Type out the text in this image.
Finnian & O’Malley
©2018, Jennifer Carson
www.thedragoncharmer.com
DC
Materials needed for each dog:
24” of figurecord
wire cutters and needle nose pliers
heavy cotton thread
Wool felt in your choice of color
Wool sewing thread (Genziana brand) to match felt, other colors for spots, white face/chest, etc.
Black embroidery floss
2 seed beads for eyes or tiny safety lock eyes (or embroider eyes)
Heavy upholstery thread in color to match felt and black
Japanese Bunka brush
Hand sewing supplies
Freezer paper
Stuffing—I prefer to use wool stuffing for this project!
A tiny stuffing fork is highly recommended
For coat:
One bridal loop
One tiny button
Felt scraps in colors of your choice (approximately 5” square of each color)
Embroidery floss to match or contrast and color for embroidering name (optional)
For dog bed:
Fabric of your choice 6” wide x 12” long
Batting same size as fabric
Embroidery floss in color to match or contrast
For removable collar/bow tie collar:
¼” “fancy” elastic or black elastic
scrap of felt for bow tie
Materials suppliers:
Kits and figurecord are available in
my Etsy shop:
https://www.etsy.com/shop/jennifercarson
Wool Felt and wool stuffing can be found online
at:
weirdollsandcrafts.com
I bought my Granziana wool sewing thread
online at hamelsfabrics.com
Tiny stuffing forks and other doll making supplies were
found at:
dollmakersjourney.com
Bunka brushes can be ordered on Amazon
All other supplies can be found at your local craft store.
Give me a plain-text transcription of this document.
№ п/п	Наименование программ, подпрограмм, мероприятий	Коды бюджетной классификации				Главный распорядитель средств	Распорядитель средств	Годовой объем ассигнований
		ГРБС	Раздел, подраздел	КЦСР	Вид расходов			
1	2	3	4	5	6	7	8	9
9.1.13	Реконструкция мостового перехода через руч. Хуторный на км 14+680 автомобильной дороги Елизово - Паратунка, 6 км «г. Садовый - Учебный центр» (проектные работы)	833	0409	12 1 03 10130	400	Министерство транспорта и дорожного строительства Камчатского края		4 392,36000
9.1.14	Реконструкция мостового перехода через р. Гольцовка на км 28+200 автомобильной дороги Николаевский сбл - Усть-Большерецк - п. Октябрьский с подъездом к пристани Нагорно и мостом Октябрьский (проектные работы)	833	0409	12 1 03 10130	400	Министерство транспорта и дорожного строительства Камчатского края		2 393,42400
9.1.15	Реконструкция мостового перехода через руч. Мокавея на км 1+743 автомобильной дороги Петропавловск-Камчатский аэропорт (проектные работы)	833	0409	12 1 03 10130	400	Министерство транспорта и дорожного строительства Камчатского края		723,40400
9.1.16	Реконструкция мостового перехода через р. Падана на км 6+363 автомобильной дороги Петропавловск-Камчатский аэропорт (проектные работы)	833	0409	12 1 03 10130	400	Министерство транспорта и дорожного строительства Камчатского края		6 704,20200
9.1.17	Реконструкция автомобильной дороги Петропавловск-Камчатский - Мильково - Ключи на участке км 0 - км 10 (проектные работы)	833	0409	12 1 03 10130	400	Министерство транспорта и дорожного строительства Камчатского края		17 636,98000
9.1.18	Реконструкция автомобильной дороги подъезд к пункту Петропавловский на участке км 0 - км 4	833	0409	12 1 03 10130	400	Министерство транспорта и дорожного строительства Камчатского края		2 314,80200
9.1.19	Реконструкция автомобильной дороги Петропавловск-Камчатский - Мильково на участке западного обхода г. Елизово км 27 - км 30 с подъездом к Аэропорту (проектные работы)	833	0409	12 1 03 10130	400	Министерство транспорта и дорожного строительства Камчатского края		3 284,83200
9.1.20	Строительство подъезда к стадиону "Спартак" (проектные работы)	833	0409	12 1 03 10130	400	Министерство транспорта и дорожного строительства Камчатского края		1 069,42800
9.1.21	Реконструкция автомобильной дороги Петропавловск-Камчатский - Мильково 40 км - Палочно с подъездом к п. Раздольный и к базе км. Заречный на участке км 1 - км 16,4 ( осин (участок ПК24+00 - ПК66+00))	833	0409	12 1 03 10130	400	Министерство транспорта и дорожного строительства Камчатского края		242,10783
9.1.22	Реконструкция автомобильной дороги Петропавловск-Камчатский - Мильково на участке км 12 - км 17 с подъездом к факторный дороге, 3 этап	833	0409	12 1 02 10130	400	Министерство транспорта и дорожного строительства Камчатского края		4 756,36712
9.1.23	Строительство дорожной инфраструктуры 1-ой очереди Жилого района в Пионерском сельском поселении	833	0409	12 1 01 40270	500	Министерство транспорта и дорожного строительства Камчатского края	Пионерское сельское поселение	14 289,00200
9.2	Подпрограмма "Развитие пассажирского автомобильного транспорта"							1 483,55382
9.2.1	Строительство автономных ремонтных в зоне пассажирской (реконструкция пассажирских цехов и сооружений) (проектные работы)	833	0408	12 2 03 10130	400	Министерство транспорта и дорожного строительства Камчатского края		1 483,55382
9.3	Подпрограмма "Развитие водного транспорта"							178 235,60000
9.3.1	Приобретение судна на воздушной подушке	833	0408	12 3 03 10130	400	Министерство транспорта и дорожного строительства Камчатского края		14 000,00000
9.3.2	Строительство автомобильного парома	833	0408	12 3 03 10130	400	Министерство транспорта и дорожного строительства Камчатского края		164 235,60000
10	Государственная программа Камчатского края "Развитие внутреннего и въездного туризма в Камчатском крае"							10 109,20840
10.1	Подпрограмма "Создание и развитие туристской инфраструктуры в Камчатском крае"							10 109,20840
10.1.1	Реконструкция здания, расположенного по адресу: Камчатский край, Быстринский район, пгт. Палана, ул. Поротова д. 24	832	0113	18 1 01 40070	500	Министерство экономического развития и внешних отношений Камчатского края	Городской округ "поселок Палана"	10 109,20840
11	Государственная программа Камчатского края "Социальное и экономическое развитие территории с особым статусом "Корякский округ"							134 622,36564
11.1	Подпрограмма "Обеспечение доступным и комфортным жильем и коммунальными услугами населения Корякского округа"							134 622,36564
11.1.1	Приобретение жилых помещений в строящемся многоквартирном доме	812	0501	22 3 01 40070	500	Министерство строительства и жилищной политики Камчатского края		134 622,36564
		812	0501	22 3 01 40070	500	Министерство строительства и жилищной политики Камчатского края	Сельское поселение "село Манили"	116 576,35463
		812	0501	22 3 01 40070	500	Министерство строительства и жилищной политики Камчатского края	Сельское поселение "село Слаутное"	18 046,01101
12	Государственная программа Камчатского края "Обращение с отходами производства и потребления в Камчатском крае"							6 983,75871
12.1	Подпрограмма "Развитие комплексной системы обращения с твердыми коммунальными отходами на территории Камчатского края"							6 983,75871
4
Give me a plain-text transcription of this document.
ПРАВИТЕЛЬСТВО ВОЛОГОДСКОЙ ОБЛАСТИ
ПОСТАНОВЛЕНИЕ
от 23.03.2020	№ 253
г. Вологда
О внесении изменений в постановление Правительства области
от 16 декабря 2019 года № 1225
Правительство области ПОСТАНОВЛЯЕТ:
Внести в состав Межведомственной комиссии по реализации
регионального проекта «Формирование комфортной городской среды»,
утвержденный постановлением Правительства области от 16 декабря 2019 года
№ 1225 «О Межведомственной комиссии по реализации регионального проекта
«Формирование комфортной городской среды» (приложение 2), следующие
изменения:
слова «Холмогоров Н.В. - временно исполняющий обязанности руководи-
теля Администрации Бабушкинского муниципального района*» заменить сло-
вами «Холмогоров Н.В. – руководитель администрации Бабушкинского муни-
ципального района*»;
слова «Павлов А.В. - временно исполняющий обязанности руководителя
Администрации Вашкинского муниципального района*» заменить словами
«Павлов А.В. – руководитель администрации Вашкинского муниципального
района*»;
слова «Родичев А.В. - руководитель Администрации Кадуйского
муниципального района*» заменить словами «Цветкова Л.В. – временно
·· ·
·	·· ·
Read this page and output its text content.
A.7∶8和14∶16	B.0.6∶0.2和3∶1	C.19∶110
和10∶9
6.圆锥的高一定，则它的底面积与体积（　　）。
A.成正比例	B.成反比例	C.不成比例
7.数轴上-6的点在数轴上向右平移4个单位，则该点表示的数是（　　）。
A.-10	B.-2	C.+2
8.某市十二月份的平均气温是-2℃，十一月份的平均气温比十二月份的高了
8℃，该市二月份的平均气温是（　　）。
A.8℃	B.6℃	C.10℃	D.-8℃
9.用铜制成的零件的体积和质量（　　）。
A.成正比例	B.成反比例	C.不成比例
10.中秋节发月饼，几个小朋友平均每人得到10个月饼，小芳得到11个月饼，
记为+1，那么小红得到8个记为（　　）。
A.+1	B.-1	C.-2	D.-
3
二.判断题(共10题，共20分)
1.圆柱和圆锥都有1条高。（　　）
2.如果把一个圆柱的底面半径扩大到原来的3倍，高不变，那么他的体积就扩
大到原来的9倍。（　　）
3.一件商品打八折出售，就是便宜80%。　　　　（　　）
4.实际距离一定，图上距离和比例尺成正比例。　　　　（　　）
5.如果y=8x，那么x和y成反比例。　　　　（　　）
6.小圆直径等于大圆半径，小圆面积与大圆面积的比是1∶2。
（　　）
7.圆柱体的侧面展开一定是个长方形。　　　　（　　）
================================
What this task involves:
Count each line of the entries that holds the word "sewing", then state the total and nothing more.

Written response:
3